Stored records
__________

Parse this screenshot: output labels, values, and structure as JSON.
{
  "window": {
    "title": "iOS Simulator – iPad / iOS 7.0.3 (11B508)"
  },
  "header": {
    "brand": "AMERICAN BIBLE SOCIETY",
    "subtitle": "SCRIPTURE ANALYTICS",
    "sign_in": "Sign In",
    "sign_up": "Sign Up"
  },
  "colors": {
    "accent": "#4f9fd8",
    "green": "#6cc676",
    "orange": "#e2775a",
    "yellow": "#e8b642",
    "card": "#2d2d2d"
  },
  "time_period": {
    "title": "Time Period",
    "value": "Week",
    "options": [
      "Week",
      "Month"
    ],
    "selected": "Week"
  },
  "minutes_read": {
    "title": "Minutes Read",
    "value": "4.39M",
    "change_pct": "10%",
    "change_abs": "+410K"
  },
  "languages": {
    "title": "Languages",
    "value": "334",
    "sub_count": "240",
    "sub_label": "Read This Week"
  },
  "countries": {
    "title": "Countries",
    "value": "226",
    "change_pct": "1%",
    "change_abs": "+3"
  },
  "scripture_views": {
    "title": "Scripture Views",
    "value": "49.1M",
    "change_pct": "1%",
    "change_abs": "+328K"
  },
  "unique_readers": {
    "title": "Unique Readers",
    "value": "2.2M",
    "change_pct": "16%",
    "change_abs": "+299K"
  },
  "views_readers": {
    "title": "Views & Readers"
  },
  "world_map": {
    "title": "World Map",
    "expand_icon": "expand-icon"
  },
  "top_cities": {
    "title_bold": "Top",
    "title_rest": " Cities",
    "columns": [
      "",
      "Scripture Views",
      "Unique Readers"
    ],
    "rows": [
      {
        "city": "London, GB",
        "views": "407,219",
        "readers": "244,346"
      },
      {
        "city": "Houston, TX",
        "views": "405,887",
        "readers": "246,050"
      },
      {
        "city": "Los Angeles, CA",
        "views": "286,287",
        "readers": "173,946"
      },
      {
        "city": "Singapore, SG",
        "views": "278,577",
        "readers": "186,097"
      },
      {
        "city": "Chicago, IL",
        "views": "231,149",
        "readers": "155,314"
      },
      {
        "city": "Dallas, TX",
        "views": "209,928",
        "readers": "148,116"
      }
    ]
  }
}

__________

Report how many lines include the word "Week". Give nothing but the number.

4